» **DO THIS**:
Using the entries that follow, collect the lines where the word "Stations" appears.

» **RECORDS**:
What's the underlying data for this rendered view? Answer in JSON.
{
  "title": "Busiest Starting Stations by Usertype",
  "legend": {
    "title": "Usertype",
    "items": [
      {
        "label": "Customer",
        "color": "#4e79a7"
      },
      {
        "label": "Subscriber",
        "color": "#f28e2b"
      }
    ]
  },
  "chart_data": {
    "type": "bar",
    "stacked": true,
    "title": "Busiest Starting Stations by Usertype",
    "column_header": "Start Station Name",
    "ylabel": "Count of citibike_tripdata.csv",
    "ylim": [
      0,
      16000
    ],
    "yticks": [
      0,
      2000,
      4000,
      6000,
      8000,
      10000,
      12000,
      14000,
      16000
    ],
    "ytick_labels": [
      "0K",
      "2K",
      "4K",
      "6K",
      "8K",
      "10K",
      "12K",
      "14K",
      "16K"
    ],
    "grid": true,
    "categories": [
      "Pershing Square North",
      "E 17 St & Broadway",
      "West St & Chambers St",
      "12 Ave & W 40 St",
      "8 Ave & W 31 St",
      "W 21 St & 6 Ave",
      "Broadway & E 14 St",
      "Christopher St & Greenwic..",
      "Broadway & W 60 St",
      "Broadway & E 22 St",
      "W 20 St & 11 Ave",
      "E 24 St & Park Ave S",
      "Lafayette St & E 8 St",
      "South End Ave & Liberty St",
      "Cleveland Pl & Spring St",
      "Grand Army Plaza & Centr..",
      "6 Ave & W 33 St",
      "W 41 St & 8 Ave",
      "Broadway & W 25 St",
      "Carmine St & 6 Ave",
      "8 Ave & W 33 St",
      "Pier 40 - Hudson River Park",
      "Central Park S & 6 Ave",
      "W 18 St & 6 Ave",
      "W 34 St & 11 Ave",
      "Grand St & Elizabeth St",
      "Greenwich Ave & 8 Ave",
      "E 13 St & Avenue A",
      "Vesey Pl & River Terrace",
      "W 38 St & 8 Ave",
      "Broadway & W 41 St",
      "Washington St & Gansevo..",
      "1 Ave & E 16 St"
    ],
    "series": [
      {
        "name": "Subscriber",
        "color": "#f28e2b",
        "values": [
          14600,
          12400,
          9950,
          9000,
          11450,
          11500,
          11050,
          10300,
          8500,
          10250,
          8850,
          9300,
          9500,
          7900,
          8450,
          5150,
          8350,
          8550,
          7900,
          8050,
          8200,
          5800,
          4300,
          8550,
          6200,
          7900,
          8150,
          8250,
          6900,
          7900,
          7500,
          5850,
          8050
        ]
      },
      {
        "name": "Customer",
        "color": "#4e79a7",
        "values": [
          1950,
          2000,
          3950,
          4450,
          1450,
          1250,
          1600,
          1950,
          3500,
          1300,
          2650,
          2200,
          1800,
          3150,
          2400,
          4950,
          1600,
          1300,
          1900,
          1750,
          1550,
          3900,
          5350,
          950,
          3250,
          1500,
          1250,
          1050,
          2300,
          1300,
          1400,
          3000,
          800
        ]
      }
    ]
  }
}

» **OUTPUT OF THE EXERCISE**:
  "title": "Busiest Starting Stations by Usertype",
    "title": "Busiest Starting Stations by Usertype",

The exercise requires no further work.